Required work: Only the pictures are left out: repeat the rest of the entries exactly.

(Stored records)
[START]

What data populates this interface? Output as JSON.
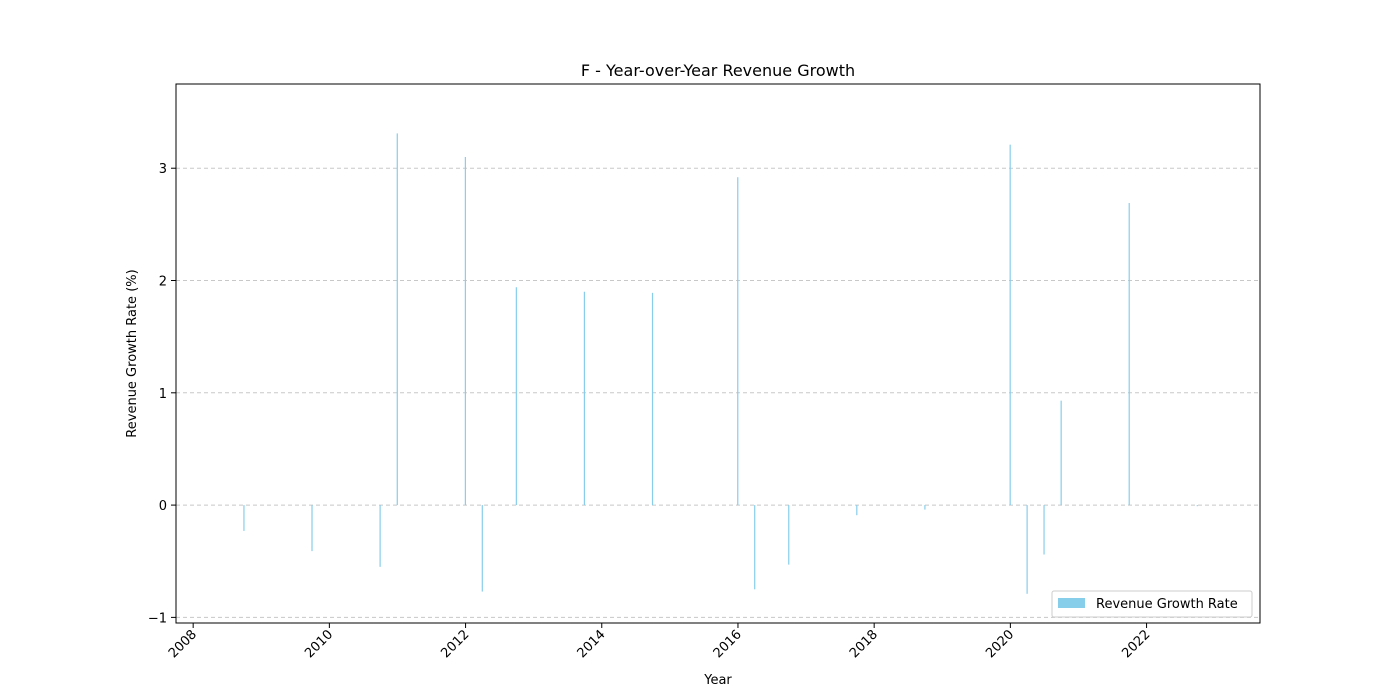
{
  "chart_data": {
    "type": "bar",
    "title": "F - Year-over-Year Revenue Growth",
    "xlabel": "Year",
    "ylabel": "Revenue Growth Rate (%)",
    "xlim": [
      "2007-10-01",
      "2023-09-01"
    ],
    "ylim": [
      -1.05,
      3.75
    ],
    "xticks": [
      "2008",
      "2010",
      "2012",
      "2014",
      "2016",
      "2018",
      "2020",
      "2022"
    ],
    "yticks": [
      "−1",
      "0",
      "1",
      "2",
      "3"
    ],
    "ytick_values": [
      -1,
      0,
      1,
      2,
      3
    ],
    "grid": "horizontal, dashed",
    "legend": {
      "label": "Revenue Growth Rate",
      "placement": "lower-right"
    },
    "colors": {
      "bar": "#87ceeb",
      "grid": "#c8c8c8",
      "frame": "#000000"
    },
    "series": [
      {
        "name": "Revenue Growth Rate",
        "dates": [
          "2008-09-30",
          "2009-09-30",
          "2010-09-30",
          "2010-12-31",
          "2011-12-31",
          "2012-03-31",
          "2012-09-30",
          "2013-09-30",
          "2014-09-30",
          "2015-12-31",
          "2016-03-31",
          "2016-09-30",
          "2017-09-30",
          "2018-09-30",
          "2019-12-31",
          "2020-03-31",
          "2020-06-30",
          "2020-09-30",
          "2021-09-30",
          "2022-09-30"
        ],
        "values": [
          -0.23,
          -0.41,
          -0.55,
          3.31,
          3.1,
          -0.77,
          1.94,
          1.9,
          1.89,
          2.92,
          -0.75,
          -0.53,
          -0.09,
          -0.04,
          3.21,
          -0.79,
          -0.44,
          0.93,
          2.69,
          -0.01
        ]
      }
    ]
  }
}
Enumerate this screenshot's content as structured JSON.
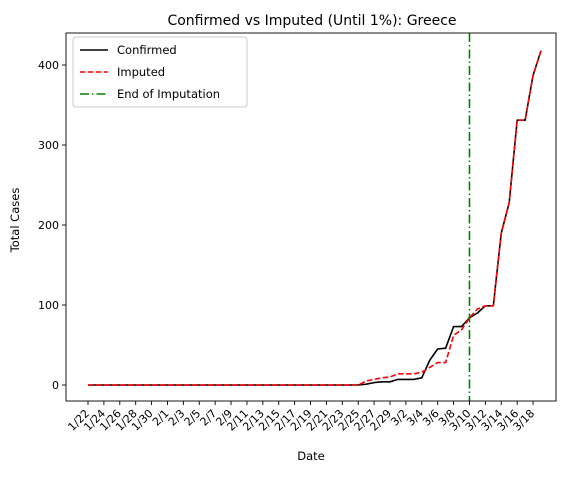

[END]

Exercise result:
What data populates this interface? Output as JSON.
{
  "chart_data": {
    "type": "bar",
    "title": "F - Year-over-Year Revenue Growth",
    "xlabel": "Year",
    "ylabel": "Revenue Growth Rate (%)",
    "xlim": [
      "2007-10-01",
      "2023-09-01"
    ],
    "ylim": [
      -1.05,
      3.75
    ],
    "xticks": [
      "2008",
      "2010",
      "2012",
      "2014",
      "2016",
      "2018",
      "2020",
      "2022"
    ],
    "yticks": [
      "−1",
      "0",
      "1",
      "2",
      "3"
    ],
    "ytick_values": [
      -1,
      0,
      1,
      2,
      3
    ],
    "grid": "horizontal, dashed",
    "legend": {
      "label": "Revenue Growth Rate",
      "placement": "lower-right"
    },
    "colors": {
      "bar": "#87ceeb",
      "grid": "#c8c8c8",
      "frame": "#000000"
    },
    "series": [
      {
        "name": "Revenue Growth Rate",
        "dates": [
          "2008-09-30",
          "2009-09-30",
          "2010-09-30",
          "2010-12-31",
          "2011-12-31",
          "2012-03-31",
          "2012-09-30",
          "2013-09-30",
          "2014-09-30",
          "2015-12-31",
          "2016-03-31",
          "2016-09-30",
          "2017-09-30",
          "2018-09-30",
          "2019-12-31",
          "2020-03-31",
          "2020-06-30",
          "2020-09-30",
          "2021-09-30",
          "2022-09-30"
        ],
        "values": [
          -0.23,
          -0.41,
          -0.55,
          3.31,
          3.1,
          -0.77,
          1.94,
          1.9,
          1.89,
          2.92,
          -0.75,
          -0.53,
          -0.09,
          -0.04,
          3.21,
          -0.79,
          -0.44,
          0.93,
          2.69,
          -0.01
        ]
      }
    ]
  }
}
Enumerate this screenshot's content as structured JSON.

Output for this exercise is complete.